_GIVEN RECORDS_
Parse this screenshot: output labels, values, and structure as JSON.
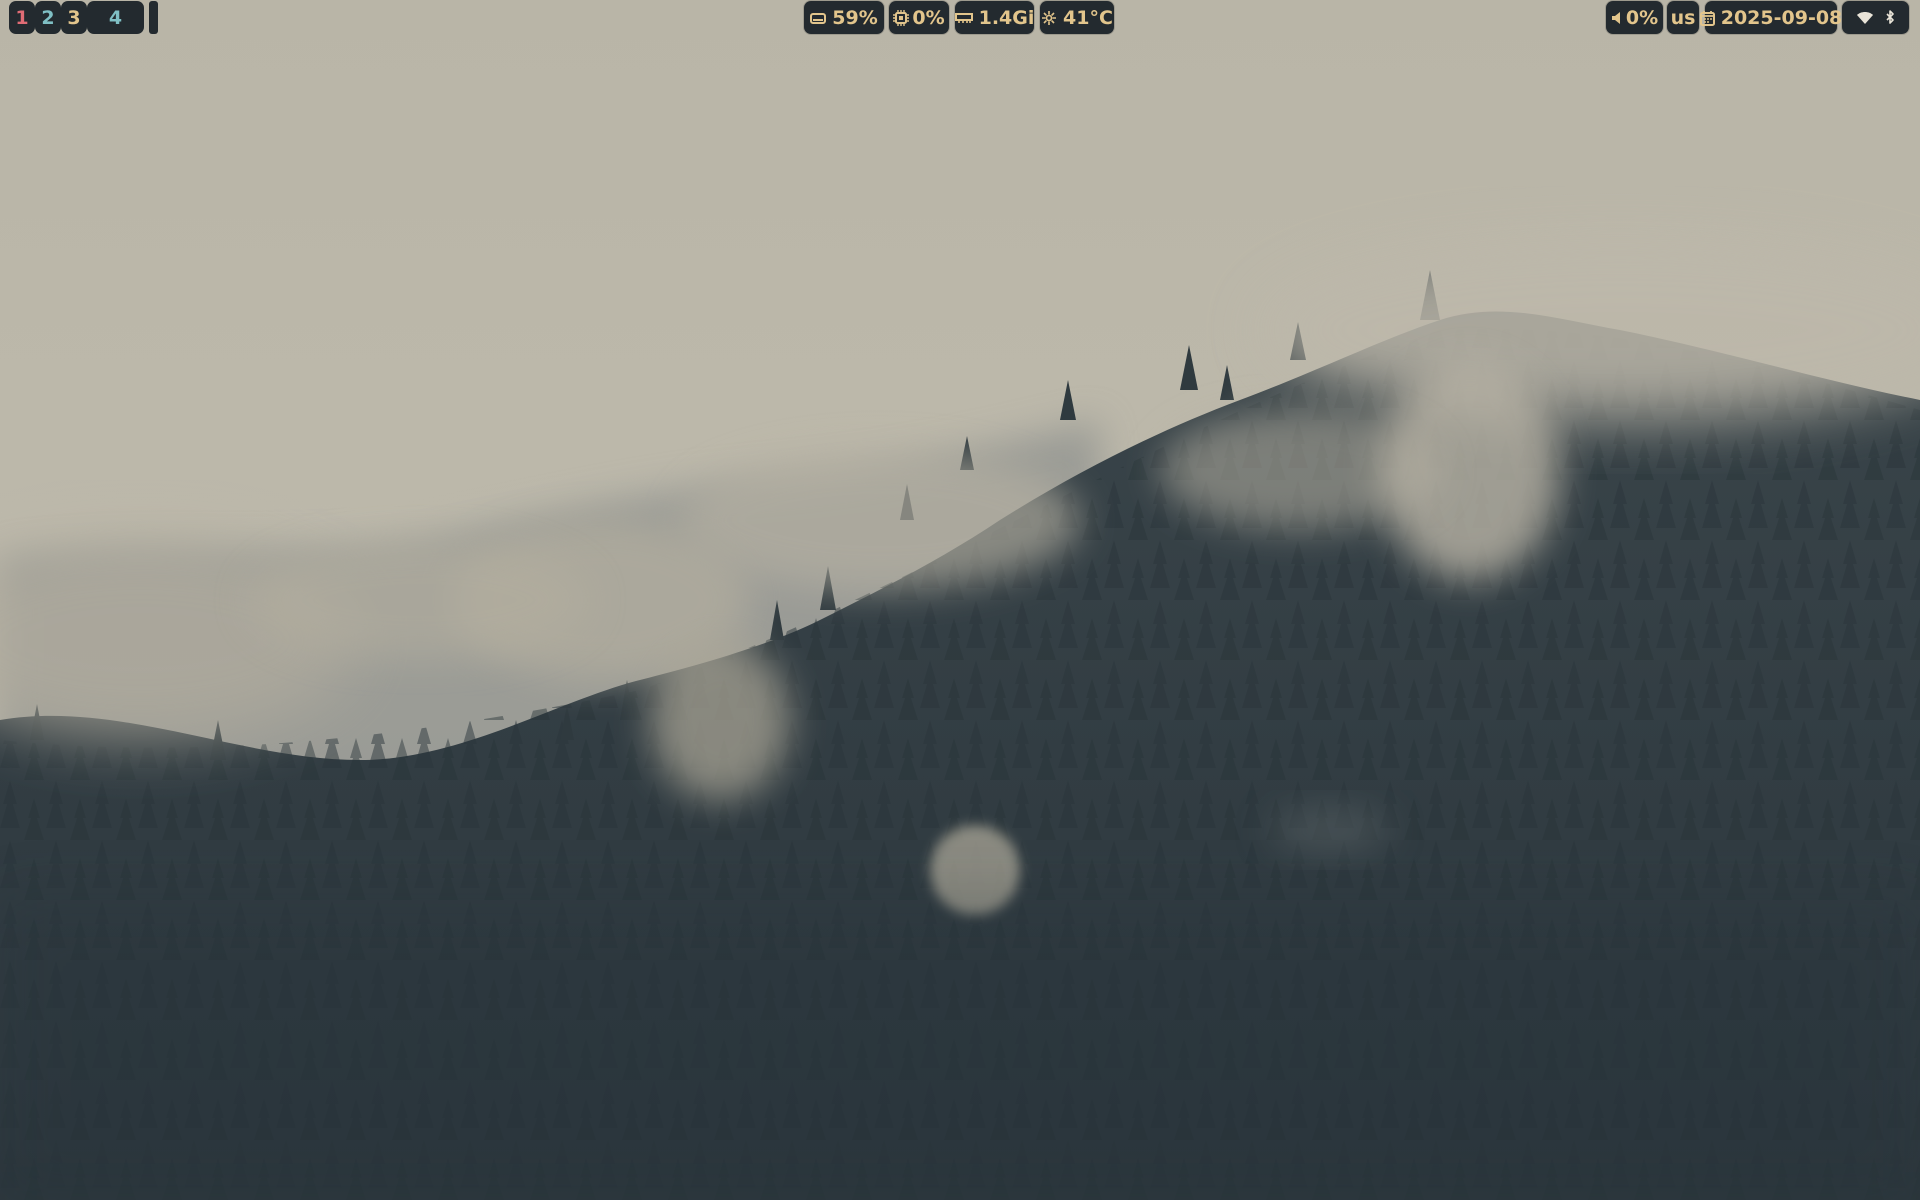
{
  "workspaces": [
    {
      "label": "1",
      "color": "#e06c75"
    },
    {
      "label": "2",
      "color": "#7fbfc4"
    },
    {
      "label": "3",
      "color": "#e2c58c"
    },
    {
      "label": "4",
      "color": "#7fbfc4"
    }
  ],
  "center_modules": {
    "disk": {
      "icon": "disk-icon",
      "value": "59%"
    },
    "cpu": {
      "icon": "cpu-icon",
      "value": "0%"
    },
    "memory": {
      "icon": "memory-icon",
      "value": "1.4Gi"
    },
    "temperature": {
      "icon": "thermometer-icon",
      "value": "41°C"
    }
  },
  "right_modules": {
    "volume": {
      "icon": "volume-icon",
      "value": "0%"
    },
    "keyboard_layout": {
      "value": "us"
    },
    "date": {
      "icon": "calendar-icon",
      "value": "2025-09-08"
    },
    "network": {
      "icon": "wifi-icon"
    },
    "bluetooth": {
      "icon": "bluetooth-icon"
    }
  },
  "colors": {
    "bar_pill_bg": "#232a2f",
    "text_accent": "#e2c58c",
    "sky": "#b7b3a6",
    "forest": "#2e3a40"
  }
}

_WHAT YOU ARE ASKED TO DO_
Reproduce each line of the records exactly, and omit every picture.

_COMPLETE RESPONSE_
Parse this screenshot: output labels, values, and structure as JSON.
{
  "workspaces": [
    {
      "label": "1",
      "color": "#e06c75"
    },
    {
      "label": "2",
      "color": "#7fbfc4"
    },
    {
      "label": "3",
      "color": "#e2c58c"
    },
    {
      "label": "4",
      "color": "#7fbfc4"
    }
  ],
  "center_modules": {
    "disk": {
      "icon": "disk-icon",
      "value": "59%"
    },
    "cpu": {
      "icon": "cpu-icon",
      "value": "0%"
    },
    "memory": {
      "icon": "memory-icon",
      "value": "1.4Gi"
    },
    "temperature": {
      "icon": "thermometer-icon",
      "value": "41°C"
    }
  },
  "right_modules": {
    "volume": {
      "icon": "volume-icon",
      "value": "0%"
    },
    "keyboard_layout": {
      "value": "us"
    },
    "date": {
      "icon": "calendar-icon",
      "value": "2025-09-08"
    },
    "network": {
      "icon": "wifi-icon"
    },
    "bluetooth": {
      "icon": "bluetooth-icon"
    }
  },
  "colors": {
    "bar_pill_bg": "#232a2f",
    "text_accent": "#e2c58c",
    "sky": "#b7b3a6",
    "forest": "#2e3a40"
  }
}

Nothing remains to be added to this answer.